> **Instructions to follow**: According to the sugarcane text, why does the up-regulation of SPS5 in the maturing internodes of the mutant clones agree with earlier reports? Answer in one to three sentences.

Source text: Begin

In this study, CWIN1 was up-regulated in the immature internodes of both sugarcane clones, suggesting its role in the growth and pleiotropic effects. However, no expression of CWIN1was found in the maturing internodes of the mutant clone but up-regulated in parental clones strengthens the assumption of more sucrose synthesis and accumulation in high sucrose mutant clones regulated by sucrose phosphate synthase (SPS). Cell wall invertase (CWIN) cleaves the sucrose in sink tissues, particularly in top immature internodes, but its activity decreases with the maturity of the internode, and the same pattern was observed in the present results, consistent with [37, 38].
Several SPS investigations in sugarcane have unveiled that the transcriptomic expression and activity of SPS genes were higher in the mature internodes than in the immature internodes of all sugarcane cultivars studied [14, 39]. The present study found that the SPS5 gene was up-regulated in the maturing internodes of the mutant clones and down-regulated in the same internodes of the low sucrose parental clone. Its upregulation in the current finding is positively correlated with the high sucrose accumulation in the mutant clones and is consistent with the previous reports. Higher SPS activity has been linked with higher sucrose concentration in mature internodes of sugarcane varieties, and lowered level activity has been connected with low sucrose in immature internodes; however, it is contradictory to the results reported by [40, 41], where immature internodes have higher SPS activity than in mature internodes. However, our results agree with [39], who recorded higher SPS activity in mature internodes of high sucrose sugarcane than in immature internodes.
Trehalose is a disaccharide molecule made of two glucose, and trehalose-6-phosphate (T6P) functions as its metabolic precursor [42]. The T6P results from a reaction between UDPG and glucose-6-phosphate (G6P) in the presence of trehalose-6-phosphate synthase (TPS) and is finally converted into trehalose by trehalose-6-phosphate phosphatase (TPP) [43]. Ultimately trehalose is cleaved into two glucose molecules by trehalase [44]. According to the needs situations of different tissues, T6P functions as signal transduction and negative feedback regulator of sucrose in source leaves [9, 45]. It affects sucrose concentration by influencing its synthesis in leaves and consumption in the sinks for growth and development purposes, including embryo development and leaf senescence [46]. TPS and TPP genes are present in species of all significant plant taxa [47,48,49,50,51]. In this study, the down-regulation of trehalose encoding DEGs in high sucrose mutant clones and up-regulation in low sucrose parental clones maybe have an essential role in higher sucrose accumulation in the high sucrose mutant clone.

Source text: End
Dataset records: Begin

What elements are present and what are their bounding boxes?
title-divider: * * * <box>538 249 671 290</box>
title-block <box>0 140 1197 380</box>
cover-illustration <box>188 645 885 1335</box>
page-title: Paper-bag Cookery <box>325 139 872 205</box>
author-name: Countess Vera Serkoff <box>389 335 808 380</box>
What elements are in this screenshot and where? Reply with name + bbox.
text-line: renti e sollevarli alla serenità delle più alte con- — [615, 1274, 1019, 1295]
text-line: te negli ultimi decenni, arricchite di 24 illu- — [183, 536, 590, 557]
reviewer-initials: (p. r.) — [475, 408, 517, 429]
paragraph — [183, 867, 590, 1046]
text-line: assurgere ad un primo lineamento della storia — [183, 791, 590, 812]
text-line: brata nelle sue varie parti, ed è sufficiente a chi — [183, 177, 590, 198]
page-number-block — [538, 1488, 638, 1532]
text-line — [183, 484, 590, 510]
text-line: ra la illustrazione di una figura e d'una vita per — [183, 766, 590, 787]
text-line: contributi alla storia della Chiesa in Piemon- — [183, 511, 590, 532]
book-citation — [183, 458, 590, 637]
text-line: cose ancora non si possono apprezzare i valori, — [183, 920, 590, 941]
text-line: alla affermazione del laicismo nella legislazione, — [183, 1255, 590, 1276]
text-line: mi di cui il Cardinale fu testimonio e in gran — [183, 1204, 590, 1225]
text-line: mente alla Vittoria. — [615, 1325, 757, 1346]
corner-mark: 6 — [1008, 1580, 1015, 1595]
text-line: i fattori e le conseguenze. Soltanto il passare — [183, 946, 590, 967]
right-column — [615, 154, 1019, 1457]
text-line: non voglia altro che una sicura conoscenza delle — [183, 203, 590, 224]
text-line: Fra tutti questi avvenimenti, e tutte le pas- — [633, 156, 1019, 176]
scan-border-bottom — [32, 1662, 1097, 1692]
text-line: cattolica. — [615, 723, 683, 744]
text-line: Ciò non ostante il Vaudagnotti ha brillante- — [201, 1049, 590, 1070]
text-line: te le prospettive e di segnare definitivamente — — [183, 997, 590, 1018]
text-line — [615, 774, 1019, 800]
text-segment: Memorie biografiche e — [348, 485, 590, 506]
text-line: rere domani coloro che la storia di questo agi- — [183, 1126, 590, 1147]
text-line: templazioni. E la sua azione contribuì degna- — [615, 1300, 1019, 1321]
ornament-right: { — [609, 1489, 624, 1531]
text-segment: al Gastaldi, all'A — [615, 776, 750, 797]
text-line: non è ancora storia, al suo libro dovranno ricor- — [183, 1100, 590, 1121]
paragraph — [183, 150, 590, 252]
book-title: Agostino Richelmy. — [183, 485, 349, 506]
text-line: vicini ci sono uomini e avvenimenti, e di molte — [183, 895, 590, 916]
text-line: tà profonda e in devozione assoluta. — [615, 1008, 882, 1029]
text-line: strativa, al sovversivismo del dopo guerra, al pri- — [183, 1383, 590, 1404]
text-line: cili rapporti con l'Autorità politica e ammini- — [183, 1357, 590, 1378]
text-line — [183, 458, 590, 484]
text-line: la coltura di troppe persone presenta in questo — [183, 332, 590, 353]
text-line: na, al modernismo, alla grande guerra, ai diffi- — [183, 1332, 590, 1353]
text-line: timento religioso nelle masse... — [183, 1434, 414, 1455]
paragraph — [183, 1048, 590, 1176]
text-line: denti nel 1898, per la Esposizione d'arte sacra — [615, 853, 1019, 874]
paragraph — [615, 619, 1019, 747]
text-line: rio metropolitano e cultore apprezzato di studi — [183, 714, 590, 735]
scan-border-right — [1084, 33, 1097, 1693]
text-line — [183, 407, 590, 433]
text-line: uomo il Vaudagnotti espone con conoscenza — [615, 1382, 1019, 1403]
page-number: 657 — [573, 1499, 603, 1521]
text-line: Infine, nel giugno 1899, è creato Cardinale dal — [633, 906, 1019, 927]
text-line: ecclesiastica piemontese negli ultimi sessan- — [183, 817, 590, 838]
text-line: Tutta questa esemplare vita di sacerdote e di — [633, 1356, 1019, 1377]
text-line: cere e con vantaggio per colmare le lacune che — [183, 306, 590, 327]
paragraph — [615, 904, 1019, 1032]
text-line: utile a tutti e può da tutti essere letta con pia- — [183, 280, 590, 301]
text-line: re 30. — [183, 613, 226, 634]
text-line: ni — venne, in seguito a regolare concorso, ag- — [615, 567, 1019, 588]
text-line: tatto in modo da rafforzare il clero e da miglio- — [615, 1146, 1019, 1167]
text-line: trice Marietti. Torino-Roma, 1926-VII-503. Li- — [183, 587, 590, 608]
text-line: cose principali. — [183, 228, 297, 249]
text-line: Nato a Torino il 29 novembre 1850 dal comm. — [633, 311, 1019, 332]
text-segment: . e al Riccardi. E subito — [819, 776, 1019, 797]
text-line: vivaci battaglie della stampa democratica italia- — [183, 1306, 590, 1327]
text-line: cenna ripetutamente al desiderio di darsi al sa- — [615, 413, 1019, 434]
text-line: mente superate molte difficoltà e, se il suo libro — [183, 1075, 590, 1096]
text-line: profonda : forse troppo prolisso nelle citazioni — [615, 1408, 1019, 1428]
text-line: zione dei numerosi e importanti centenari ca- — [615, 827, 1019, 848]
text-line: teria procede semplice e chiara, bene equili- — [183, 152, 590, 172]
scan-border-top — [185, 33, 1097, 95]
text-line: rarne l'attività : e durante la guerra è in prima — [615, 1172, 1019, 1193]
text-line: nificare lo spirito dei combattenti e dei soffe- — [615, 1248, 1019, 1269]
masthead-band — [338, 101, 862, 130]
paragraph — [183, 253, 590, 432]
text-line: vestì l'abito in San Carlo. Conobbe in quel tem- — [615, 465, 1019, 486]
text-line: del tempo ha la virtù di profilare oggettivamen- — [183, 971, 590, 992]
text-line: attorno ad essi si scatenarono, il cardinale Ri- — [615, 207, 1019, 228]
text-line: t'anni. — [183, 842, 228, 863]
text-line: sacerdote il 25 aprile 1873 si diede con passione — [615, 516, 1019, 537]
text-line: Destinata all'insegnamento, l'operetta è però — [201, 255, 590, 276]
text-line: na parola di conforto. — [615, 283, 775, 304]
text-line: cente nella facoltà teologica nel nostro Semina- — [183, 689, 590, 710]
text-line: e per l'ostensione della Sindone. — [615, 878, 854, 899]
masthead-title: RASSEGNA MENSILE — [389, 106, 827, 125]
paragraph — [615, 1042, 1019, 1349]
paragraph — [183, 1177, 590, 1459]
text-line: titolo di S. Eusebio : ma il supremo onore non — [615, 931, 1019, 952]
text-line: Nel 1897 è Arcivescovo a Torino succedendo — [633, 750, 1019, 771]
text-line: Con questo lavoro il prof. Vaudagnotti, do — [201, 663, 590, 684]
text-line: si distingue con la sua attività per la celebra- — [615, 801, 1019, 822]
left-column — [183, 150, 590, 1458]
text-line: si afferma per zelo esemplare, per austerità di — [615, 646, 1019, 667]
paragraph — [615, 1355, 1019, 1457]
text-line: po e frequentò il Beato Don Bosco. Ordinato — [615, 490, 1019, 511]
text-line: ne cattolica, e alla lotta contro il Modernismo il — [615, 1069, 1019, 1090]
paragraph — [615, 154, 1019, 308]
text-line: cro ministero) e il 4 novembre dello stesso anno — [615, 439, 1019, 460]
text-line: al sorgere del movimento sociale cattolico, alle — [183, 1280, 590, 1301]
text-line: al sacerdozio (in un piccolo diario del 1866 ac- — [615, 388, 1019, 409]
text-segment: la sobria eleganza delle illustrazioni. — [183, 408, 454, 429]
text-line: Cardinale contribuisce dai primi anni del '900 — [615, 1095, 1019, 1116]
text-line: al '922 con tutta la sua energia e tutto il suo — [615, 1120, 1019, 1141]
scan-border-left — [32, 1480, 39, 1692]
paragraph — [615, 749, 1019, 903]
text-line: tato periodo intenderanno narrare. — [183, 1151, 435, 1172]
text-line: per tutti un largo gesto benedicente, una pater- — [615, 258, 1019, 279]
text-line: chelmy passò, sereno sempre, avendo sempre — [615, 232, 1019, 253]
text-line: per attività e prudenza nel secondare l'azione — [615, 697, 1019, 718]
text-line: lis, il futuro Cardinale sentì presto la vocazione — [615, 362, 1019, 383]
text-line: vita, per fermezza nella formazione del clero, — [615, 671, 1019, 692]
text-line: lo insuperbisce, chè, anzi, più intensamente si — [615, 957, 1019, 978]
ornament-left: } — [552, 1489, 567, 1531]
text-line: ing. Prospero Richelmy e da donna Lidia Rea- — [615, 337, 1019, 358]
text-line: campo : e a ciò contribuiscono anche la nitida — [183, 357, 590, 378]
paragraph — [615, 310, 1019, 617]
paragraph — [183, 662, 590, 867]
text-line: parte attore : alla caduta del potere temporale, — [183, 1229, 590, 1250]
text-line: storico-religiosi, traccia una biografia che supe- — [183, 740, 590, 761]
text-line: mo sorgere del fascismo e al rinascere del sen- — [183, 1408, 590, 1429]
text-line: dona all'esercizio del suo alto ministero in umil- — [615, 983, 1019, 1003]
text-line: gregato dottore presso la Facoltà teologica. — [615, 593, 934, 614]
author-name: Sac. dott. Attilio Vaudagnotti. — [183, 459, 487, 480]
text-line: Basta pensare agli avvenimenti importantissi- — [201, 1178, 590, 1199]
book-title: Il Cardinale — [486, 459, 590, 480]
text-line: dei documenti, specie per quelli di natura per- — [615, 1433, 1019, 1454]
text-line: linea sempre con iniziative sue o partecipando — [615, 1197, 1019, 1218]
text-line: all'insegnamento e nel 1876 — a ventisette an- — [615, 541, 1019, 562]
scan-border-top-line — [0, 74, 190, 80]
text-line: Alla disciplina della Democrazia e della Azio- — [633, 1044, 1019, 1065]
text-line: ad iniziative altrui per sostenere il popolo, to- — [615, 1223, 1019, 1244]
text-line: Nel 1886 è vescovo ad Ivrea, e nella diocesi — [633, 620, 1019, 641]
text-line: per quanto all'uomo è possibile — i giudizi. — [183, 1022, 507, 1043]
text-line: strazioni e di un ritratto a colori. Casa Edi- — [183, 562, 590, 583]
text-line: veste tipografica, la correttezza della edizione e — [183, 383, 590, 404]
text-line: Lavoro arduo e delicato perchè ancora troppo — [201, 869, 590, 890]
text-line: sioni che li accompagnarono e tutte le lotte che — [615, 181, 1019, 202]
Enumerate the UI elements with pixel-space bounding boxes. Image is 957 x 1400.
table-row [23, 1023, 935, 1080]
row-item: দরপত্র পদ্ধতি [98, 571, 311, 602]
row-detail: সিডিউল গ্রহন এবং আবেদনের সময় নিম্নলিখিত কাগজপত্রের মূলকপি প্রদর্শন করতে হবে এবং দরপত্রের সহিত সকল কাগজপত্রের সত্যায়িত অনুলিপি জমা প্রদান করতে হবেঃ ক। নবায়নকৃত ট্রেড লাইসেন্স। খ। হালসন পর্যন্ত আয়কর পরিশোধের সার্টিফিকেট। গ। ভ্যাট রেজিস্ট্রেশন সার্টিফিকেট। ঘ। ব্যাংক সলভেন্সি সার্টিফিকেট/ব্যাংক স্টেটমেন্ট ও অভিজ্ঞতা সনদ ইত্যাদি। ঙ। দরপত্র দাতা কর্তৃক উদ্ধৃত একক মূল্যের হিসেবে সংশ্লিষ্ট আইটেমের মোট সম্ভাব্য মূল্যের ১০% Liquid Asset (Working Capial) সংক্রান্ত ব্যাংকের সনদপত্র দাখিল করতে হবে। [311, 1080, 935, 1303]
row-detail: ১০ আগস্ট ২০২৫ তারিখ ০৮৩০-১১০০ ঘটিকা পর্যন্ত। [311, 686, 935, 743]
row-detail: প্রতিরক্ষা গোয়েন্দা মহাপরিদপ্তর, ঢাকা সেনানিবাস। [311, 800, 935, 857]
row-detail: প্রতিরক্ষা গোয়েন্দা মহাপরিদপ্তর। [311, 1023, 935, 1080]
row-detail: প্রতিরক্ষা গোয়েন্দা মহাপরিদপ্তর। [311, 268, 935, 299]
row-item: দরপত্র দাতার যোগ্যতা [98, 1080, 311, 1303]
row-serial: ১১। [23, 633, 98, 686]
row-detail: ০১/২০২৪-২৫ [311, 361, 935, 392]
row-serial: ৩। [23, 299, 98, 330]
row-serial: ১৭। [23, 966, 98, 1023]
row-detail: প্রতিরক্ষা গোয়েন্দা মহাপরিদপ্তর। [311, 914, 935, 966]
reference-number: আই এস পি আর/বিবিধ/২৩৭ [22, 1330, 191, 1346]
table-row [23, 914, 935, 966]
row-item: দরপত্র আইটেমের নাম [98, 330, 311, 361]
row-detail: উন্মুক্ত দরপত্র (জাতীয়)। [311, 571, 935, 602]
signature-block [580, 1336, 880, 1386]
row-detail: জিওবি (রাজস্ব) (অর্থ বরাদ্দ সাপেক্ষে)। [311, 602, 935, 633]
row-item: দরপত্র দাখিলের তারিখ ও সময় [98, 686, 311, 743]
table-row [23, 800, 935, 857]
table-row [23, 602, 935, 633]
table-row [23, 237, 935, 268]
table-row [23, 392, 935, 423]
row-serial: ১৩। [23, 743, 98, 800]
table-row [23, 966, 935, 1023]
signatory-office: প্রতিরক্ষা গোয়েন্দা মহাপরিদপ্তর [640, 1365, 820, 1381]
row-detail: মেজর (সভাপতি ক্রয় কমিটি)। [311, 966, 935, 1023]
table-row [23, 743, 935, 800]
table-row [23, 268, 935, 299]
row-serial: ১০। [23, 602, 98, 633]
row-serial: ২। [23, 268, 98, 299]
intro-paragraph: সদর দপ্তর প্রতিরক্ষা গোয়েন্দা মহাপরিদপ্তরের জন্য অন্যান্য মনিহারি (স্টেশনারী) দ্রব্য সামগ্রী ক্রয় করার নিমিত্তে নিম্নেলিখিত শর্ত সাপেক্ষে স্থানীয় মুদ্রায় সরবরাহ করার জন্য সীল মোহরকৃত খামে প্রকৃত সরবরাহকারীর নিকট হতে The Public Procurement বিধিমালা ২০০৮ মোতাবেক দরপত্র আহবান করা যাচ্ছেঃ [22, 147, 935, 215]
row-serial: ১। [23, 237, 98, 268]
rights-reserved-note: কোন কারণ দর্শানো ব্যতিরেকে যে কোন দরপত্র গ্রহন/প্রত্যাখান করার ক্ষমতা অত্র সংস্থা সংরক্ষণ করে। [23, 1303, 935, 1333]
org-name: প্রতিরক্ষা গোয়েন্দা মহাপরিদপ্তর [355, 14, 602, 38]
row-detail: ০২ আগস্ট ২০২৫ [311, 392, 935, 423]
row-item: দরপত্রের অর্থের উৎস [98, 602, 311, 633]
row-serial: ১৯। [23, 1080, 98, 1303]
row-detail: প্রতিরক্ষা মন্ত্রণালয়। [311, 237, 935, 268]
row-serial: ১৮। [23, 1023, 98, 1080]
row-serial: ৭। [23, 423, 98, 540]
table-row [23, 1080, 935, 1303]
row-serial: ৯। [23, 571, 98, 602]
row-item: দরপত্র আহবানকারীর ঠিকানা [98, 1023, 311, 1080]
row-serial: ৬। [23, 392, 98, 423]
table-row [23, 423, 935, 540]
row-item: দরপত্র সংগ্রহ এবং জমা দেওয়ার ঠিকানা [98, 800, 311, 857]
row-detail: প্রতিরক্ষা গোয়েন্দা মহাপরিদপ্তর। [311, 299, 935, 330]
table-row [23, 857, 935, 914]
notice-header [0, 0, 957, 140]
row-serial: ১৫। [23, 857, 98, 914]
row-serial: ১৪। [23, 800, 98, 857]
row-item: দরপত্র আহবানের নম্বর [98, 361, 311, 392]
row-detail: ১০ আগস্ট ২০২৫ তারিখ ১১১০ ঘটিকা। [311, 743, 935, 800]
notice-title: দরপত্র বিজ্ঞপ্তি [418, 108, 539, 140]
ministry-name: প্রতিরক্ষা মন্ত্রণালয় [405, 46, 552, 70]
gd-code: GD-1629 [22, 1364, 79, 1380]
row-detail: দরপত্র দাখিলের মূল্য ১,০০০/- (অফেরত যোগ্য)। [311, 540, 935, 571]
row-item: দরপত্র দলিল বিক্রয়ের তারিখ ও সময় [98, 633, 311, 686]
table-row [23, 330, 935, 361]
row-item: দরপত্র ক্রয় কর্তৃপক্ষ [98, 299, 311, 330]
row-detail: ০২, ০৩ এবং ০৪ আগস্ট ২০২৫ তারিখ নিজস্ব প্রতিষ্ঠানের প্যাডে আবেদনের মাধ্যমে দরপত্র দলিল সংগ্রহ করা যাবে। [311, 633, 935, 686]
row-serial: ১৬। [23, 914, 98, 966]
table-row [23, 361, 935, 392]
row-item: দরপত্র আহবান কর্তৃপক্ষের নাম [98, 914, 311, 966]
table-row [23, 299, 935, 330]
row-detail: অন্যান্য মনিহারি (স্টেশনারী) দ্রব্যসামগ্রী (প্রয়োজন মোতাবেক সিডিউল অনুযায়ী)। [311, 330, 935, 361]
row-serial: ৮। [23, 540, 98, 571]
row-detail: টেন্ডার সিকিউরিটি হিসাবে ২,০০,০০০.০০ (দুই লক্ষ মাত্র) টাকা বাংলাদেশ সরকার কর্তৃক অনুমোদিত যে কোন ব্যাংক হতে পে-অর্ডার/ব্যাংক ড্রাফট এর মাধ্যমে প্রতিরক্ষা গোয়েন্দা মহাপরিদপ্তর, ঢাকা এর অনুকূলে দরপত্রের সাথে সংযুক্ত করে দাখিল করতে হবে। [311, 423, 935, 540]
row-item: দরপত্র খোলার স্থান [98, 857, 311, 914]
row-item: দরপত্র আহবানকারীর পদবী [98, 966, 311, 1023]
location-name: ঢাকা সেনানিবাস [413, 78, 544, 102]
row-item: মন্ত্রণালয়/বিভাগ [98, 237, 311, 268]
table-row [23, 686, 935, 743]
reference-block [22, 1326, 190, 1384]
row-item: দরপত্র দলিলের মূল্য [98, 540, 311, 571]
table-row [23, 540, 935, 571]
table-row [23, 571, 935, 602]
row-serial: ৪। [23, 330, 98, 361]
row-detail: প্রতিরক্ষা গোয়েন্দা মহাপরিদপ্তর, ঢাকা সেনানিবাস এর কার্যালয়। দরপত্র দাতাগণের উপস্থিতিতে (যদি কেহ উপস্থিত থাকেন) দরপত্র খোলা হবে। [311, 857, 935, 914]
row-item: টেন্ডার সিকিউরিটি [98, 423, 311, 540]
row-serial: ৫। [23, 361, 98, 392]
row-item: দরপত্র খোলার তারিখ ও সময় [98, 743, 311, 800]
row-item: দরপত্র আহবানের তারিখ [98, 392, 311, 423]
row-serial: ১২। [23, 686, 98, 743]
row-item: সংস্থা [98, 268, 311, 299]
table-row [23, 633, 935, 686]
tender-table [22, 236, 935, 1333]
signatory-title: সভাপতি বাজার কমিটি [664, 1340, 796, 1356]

Dataset records: End

> **Solution to the problem**: Earlier SPS studies in sugarcane found higher SPS gene expression and activity in mature internodes than in immature ones, and linked higher SPS activity with higher sucrose concentration. The up-regulation of SPS5 in the mutant clones' maturing internodes fits that pattern, since it is positively correlated with their high sucrose accumulation.